▶ Your objective
Make an exact copy of the records, with the images left out.

Stored records:
+ + + + +

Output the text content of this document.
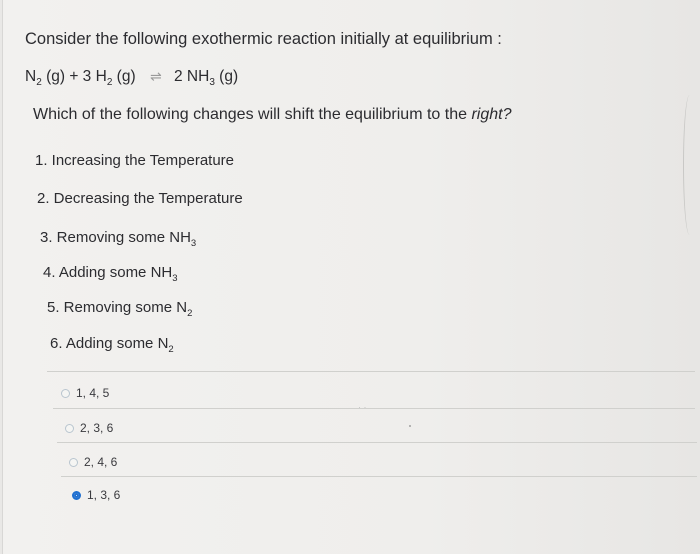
Consider the following exothermic reaction initially at equilibrium :
$N_2$ (g) + 3 $H_2$ (g) ⇌ 2 $NH_3$ (g)
Which of the following changes will shift the equilibrium to the right?
1. Increasing the Temperature
2. Decreasing the Temperature
3. Removing some $NH_3$
4. Adding some $NH_3$
5. Removing some $N_2$
6. Adding some $N_2$
1, 4, 5
2, 3, 6
2, 4, 6
1, 3, 6
· ·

+ + + + +

▶ Output for this exercise
Output the text content of this document.
Consider the following exothermic reaction initially at equilibrium :
$N_2$ (g) + 3 $H_2$ (g) ⇌ 2 $NH_3$ (g)
Which of the following changes will shift the equilibrium to the right?
1. Increasing the Temperature
2. Decreasing the Temperature
3. Removing some $NH_3$
4. Adding some $NH_3$
5. Removing some $N_2$
6. Adding some $N_2$
1, 4, 5
2, 3, 6
2, 4, 6
1, 3, 6
· ·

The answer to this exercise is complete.